======== STORED RECORDS ========

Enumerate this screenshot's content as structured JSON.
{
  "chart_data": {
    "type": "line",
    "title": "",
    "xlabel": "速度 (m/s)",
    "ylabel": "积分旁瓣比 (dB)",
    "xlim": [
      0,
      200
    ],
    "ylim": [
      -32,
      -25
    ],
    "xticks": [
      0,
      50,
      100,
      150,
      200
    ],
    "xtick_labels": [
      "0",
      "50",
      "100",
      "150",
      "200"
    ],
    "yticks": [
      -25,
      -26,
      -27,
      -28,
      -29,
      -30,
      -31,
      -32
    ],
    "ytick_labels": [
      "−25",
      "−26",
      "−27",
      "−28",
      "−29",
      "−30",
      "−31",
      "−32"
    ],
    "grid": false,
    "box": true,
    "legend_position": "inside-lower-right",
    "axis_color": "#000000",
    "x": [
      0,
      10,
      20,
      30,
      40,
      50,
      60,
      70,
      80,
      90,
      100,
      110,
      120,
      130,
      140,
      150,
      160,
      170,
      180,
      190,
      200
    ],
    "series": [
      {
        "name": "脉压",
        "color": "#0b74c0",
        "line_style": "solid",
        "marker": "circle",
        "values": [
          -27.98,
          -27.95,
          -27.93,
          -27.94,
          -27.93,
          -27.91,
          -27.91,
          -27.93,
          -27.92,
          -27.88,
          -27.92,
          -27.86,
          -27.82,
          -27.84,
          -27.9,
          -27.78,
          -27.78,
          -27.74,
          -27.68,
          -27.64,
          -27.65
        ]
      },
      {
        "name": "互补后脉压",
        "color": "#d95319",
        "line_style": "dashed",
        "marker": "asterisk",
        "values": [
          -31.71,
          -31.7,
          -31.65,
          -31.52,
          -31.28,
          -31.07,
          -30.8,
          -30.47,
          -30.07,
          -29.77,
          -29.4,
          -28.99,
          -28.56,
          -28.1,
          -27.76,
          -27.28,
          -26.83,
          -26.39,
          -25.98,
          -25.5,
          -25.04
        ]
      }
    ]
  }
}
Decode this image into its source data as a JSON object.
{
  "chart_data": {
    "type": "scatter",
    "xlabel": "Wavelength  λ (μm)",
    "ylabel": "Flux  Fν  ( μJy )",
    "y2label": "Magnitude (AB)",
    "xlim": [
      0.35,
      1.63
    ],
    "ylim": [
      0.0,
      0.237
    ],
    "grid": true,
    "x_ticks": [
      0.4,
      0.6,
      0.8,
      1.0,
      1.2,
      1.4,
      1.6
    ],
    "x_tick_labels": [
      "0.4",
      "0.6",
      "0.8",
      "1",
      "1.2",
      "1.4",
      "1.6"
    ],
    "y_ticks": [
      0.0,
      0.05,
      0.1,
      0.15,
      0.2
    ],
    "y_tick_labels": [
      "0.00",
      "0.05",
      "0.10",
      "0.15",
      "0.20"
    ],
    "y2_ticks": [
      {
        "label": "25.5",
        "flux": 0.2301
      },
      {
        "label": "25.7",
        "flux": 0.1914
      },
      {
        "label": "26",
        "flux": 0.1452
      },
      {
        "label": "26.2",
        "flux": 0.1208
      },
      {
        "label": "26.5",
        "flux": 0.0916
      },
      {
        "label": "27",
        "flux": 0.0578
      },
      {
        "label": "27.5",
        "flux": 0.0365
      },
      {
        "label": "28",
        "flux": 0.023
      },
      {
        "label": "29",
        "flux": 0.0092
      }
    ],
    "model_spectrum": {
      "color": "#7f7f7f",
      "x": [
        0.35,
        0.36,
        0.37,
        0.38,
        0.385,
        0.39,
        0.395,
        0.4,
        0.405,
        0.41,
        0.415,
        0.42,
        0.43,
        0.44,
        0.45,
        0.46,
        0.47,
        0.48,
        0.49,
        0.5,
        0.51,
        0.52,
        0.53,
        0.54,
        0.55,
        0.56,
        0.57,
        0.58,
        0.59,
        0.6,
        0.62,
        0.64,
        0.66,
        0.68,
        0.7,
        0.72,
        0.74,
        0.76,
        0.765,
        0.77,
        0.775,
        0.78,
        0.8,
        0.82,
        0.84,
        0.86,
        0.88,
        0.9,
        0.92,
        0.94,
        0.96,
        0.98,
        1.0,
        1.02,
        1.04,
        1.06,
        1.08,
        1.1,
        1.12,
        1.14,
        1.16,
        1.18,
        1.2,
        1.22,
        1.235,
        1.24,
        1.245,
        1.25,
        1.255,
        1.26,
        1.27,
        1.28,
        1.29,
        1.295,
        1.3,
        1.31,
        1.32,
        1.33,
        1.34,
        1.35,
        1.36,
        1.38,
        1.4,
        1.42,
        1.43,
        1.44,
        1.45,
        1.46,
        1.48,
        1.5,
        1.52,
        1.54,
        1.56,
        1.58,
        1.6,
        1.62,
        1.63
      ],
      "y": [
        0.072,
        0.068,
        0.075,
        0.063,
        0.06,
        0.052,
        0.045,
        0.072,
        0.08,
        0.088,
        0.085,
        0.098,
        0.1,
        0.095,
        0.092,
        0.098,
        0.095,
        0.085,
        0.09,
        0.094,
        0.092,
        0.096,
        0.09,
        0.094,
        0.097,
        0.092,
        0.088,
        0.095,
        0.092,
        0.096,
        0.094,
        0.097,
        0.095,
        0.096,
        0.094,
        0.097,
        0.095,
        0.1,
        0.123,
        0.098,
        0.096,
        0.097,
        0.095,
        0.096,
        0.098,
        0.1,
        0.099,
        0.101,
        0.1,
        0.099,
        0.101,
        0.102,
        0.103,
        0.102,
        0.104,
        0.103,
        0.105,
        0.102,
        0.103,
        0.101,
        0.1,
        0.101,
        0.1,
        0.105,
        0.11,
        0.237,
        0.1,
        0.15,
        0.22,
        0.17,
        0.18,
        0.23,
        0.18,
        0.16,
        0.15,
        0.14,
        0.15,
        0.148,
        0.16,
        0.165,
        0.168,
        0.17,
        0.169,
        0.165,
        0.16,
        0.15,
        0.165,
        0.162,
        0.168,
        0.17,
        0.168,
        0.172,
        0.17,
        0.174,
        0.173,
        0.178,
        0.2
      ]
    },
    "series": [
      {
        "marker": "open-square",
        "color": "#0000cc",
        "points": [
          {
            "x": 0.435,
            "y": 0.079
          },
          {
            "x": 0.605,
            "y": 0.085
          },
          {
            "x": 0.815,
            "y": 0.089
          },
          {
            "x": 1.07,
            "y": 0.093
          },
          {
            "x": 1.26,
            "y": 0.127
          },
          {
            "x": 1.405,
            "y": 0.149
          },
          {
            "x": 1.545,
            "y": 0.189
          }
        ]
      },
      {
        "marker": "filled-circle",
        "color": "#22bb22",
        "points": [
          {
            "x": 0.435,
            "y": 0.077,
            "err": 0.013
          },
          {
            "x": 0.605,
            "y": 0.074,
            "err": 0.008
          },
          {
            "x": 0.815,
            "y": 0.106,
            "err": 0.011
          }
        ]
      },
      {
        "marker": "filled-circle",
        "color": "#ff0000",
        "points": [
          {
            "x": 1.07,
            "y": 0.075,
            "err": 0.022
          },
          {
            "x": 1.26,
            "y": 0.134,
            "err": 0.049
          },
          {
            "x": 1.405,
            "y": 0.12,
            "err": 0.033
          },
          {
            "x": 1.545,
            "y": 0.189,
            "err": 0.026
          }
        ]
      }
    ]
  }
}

========

WORK INSTRUCTIONS: Repeat every entry exactly as written above.

OUTPUT:
Enumerate this screenshot's content as structured JSON.
{
  "chart_data": {
    "type": "line",
    "title": "",
    "xlabel": "速度 (m/s)",
    "ylabel": "积分旁瓣比 (dB)",
    "xlim": [
      0,
      200
    ],
    "ylim": [
      -32,
      -25
    ],
    "xticks": [
      0,
      50,
      100,
      150,
      200
    ],
    "xtick_labels": [
      "0",
      "50",
      "100",
      "150",
      "200"
    ],
    "yticks": [
      -25,
      -26,
      -27,
      -28,
      -29,
      -30,
      -31,
      -32
    ],
    "ytick_labels": [
      "−25",
      "−26",
      "−27",
      "−28",
      "−29",
      "−30",
      "−31",
      "−32"
    ],
    "grid": false,
    "box": true,
    "legend_position": "inside-lower-right",
    "axis_color": "#000000",
    "x": [
      0,
      10,
      20,
      30,
      40,
      50,
      60,
      70,
      80,
      90,
      100,
      110,
      120,
      130,
      140,
      150,
      160,
      170,
      180,
      190,
      200
    ],
    "series": [
      {
        "name": "脉压",
        "color": "#0b74c0",
        "line_style": "solid",
        "marker": "circle",
        "values": [
          -27.98,
          -27.95,
          -27.93,
          -27.94,
          -27.93,
          -27.91,
          -27.91,
          -27.93,
          -27.92,
          -27.88,
          -27.92,
          -27.86,
          -27.82,
          -27.84,
          -27.9,
          -27.78,
          -27.78,
          -27.74,
          -27.68,
          -27.64,
          -27.65
        ]
      },
      {
        "name": "互补后脉压",
        "color": "#d95319",
        "line_style": "dashed",
        "marker": "asterisk",
        "values": [
          -31.71,
          -31.7,
          -31.65,
          -31.52,
          -31.28,
          -31.07,
          -30.8,
          -30.47,
          -30.07,
          -29.77,
          -29.4,
          -28.99,
          -28.56,
          -28.1,
          -27.76,
          -27.28,
          -26.83,
          -26.39,
          -25.98,
          -25.5,
          -25.04
        ]
      }
    ]
  }
}
Decode this image into its source data as a JSON object.
{
  "chart_data": {
    "type": "scatter",
    "xlabel": "Wavelength  λ (μm)",
    "ylabel": "Flux  Fν  ( μJy )",
    "y2label": "Magnitude (AB)",
    "xlim": [
      0.35,
      1.63
    ],
    "ylim": [
      0.0,
      0.237
    ],
    "grid": true,
    "x_ticks": [
      0.4,
      0.6,
      0.8,
      1.0,
      1.2,
      1.4,
      1.6
    ],
    "x_tick_labels": [
      "0.4",
      "0.6",
      "0.8",
      "1",
      "1.2",
      "1.4",
      "1.6"
    ],
    "y_ticks": [
      0.0,
      0.05,
      0.1,
      0.15,
      0.2
    ],
    "y_tick_labels": [
      "0.00",
      "0.05",
      "0.10",
      "0.15",
      "0.20"
    ],
    "y2_ticks": [
      {
        "label": "25.5",
        "flux": 0.2301
      },
      {
        "label": "25.7",
        "flux": 0.1914
      },
      {
        "label": "26",
        "flux": 0.1452
      },
      {
        "label": "26.2",
        "flux": 0.1208
      },
      {
        "label": "26.5",
        "flux": 0.0916
      },
      {
        "label": "27",
        "flux": 0.0578
      },
      {
        "label": "27.5",
        "flux": 0.0365
      },
      {
        "label": "28",
        "flux": 0.023
      },
      {
        "label": "29",
        "flux": 0.0092
      }
    ],
    "model_spectrum": {
      "color": "#7f7f7f",
      "x": [
        0.35,
        0.36,
        0.37,
        0.38,
        0.385,
        0.39,
        0.395,
        0.4,
        0.405,
        0.41,
        0.415,
        0.42,
        0.43,
        0.44,
        0.45,
        0.46,
        0.47,
        0.48,
        0.49,
        0.5,
        0.51,
        0.52,
        0.53,
        0.54,
        0.55,
        0.56,
        0.57,
        0.58,
        0.59,
        0.6,
        0.62,
        0.64,
        0.66,
        0.68,
        0.7,
        0.72,
        0.74,
        0.76,
        0.765,
        0.77,
        0.775,
        0.78,
        0.8,
        0.82,
        0.84,
        0.86,
        0.88,
        0.9,
        0.92,
        0.94,
        0.96,
        0.98,
        1.0,
        1.02,
        1.04,
        1.06,
        1.08,
        1.1,
        1.12,
        1.14,
        1.16,
        1.18,
        1.2,
        1.22,
        1.235,
        1.24,
        1.245,
        1.25,
        1.255,
        1.26,
        1.27,
        1.28,
        1.29,
        1.295,
        1.3,
        1.31,
        1.32,
        1.33,
        1.34,
        1.35,
        1.36,
        1.38,
        1.4,
        1.42,
        1.43,
        1.44,
        1.45,
        1.46,
        1.48,
        1.5,
        1.52,
        1.54,
        1.56,
        1.58,
        1.6,
        1.62,
        1.63
      ],
      "y": [
        0.072,
        0.068,
        0.075,
        0.063,
        0.06,
        0.052,
        0.045,
        0.072,
        0.08,
        0.088,
        0.085,
        0.098,
        0.1,
        0.095,
        0.092,
        0.098,
        0.095,
        0.085,
        0.09,
        0.094,
        0.092,
        0.096,
        0.09,
        0.094,
        0.097,
        0.092,
        0.088,
        0.095,
        0.092,
        0.096,
        0.094,
        0.097,
        0.095,
        0.096,
        0.094,
        0.097,
        0.095,
        0.1,
        0.123,
        0.098,
        0.096,
        0.097,
        0.095,
        0.096,
        0.098,
        0.1,
        0.099,
        0.101,
        0.1,
        0.099,
        0.101,
        0.102,
        0.103,
        0.102,
        0.104,
        0.103,
        0.105,
        0.102,
        0.103,
        0.101,
        0.1,
        0.101,
        0.1,
        0.105,
        0.11,
        0.237,
        0.1,
        0.15,
        0.22,
        0.17,
        0.18,
        0.23,
        0.18,
        0.16,
        0.15,
        0.14,
        0.15,
        0.148,
        0.16,
        0.165,
        0.168,
        0.17,
        0.169,
        0.165,
        0.16,
        0.15,
        0.165,
        0.162,
        0.168,
        0.17,
        0.168,
        0.172,
        0.17,
        0.174,
        0.173,
        0.178,
        0.2
      ]
    },
    "series": [
      {
        "marker": "open-square",
        "color": "#0000cc",
        "points": [
          {
            "x": 0.435,
            "y": 0.079
          },
          {
            "x": 0.605,
            "y": 0.085
          },
          {
            "x": 0.815,
            "y": 0.089
          },
          {
            "x": 1.07,
            "y": 0.093
          },
          {
            "x": 1.26,
            "y": 0.127
          },
          {
            "x": 1.405,
            "y": 0.149
          },
          {
            "x": 1.545,
            "y": 0.189
          }
        ]
      },
      {
        "marker": "filled-circle",
        "color": "#22bb22",
        "points": [
          {
            "x": 0.435,
            "y": 0.077,
            "err": 0.013
          },
          {
            "x": 0.605,
            "y": 0.074,
            "err": 0.008
          },
          {
            "x": 0.815,
            "y": 0.106,
            "err": 0.011
          }
        ]
      },
      {
        "marker": "filled-circle",
        "color": "#ff0000",
        "points": [
          {
            "x": 1.07,
            "y": 0.075,
            "err": 0.022
          },
          {
            "x": 1.26,
            "y": 0.134,
            "err": 0.049
          },
          {
            "x": 1.405,
            "y": 0.12,
            "err": 0.033
          },
          {
            "x": 1.545,
            "y": 0.189,
            "err": 0.026
          }
        ]
      }
    ]
  }
}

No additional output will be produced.